* Stated exercise *
Can you pull out each line of the data below that includes the word "省委办公厅门户网站"?

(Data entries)
# # # # #
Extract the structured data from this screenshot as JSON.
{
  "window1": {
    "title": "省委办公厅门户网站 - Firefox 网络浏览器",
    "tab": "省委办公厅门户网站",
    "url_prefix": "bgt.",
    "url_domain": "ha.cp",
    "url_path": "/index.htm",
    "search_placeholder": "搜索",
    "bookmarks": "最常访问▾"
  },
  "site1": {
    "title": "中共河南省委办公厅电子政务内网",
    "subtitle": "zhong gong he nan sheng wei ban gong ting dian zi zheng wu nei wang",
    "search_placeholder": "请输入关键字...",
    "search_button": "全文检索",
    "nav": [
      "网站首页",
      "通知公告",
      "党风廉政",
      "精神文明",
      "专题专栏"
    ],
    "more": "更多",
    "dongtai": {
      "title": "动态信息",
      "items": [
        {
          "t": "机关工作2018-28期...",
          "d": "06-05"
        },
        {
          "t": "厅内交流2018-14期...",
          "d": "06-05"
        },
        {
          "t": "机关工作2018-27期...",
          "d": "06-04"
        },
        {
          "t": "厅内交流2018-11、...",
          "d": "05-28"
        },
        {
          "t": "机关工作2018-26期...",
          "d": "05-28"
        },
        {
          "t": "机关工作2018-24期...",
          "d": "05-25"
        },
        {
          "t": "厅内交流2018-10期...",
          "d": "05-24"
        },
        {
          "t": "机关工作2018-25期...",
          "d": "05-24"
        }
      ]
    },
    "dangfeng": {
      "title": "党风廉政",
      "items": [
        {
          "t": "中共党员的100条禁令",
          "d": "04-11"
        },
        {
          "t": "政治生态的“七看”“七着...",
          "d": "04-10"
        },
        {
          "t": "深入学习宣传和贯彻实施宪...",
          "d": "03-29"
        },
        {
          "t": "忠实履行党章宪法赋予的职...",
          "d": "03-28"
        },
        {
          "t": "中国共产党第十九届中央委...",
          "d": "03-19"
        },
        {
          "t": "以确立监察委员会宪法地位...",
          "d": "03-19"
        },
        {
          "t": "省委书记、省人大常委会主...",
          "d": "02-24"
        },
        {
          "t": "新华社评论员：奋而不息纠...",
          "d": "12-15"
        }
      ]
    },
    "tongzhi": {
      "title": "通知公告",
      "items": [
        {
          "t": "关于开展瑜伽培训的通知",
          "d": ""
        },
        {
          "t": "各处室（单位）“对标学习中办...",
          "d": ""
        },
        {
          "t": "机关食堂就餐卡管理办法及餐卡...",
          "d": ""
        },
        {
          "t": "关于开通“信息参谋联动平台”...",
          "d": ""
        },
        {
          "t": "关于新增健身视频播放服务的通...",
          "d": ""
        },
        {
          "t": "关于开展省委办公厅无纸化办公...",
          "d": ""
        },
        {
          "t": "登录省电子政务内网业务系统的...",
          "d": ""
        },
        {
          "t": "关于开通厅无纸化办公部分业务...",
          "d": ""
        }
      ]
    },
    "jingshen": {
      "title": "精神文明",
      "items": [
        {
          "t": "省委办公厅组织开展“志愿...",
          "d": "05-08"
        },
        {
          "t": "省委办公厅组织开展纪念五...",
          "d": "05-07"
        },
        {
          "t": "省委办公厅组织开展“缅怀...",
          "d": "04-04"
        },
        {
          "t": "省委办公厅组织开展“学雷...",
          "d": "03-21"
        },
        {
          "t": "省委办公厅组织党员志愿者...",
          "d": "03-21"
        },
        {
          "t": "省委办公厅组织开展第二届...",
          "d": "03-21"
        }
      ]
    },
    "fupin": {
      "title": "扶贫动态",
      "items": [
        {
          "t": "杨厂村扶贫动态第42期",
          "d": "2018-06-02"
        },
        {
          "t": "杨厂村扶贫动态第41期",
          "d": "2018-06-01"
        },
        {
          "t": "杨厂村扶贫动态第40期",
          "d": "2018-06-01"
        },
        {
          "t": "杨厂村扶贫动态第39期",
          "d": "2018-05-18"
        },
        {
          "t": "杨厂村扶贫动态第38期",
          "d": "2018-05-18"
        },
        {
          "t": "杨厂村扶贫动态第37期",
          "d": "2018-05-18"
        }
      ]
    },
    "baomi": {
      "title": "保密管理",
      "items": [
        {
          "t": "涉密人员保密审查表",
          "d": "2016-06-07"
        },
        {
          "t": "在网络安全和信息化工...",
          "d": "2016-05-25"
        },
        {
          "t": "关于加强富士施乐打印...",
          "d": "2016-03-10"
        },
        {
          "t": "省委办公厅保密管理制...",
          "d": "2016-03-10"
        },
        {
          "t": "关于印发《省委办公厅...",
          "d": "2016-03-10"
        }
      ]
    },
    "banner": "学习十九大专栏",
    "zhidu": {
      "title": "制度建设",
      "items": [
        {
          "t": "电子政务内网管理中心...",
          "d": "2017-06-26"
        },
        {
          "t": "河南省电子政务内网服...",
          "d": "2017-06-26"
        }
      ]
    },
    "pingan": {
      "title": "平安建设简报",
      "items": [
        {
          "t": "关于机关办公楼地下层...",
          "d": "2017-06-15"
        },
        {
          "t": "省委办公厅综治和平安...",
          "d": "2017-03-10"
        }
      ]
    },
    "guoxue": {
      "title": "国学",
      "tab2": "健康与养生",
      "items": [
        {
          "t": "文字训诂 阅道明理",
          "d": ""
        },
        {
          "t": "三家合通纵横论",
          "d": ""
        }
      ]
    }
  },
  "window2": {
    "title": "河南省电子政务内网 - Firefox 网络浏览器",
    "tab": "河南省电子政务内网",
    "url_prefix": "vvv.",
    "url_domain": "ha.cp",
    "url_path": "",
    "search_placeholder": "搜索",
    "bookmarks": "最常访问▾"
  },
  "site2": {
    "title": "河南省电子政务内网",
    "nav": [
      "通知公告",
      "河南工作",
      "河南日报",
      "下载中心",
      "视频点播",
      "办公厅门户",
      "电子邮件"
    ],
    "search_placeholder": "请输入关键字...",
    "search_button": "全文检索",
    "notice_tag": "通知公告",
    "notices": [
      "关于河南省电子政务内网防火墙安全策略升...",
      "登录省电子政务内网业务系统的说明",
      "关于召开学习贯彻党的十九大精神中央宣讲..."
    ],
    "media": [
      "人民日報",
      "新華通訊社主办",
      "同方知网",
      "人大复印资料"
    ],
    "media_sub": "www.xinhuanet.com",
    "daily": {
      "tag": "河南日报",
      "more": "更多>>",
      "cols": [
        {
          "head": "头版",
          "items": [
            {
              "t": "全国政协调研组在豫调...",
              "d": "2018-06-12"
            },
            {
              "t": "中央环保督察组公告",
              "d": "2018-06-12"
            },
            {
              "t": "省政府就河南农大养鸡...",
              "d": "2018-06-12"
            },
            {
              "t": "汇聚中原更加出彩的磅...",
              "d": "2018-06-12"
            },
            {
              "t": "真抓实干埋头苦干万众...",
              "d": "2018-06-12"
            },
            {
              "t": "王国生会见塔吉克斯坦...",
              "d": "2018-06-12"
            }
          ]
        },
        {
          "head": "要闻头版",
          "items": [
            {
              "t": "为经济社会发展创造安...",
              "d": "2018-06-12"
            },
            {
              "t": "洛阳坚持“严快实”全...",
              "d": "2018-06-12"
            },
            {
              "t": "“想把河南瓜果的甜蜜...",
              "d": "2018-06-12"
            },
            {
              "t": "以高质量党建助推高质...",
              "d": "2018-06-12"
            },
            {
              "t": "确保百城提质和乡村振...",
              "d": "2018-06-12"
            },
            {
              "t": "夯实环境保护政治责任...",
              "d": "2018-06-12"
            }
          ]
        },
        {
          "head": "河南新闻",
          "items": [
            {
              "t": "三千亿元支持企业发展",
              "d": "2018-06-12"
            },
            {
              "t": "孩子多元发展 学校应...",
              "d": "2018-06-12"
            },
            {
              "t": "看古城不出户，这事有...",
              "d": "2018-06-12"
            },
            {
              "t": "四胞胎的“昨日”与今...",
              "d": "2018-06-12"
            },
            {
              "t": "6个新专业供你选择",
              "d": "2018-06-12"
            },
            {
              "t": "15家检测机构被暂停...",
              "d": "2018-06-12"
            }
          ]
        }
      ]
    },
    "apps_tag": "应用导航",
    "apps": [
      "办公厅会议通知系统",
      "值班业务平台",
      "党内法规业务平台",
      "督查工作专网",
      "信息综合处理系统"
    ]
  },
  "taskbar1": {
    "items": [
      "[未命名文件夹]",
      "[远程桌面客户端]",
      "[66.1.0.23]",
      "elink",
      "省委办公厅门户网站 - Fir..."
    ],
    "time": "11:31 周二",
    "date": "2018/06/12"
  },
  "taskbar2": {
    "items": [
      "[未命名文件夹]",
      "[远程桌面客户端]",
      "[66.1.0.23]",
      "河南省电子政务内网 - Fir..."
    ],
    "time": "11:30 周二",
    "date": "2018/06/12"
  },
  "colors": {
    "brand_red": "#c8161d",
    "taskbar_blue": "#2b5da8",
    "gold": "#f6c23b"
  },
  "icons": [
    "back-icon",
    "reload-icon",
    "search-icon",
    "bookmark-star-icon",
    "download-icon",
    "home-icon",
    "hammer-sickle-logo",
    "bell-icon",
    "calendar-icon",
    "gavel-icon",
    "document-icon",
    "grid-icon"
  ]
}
# # # # #
* Answer for the task *
    "title": "省委办公厅门户网站 - Firefox 网络浏览器",
    "tab": "省委办公厅门户网站",
      "省委办公厅门户网站 - Fir..."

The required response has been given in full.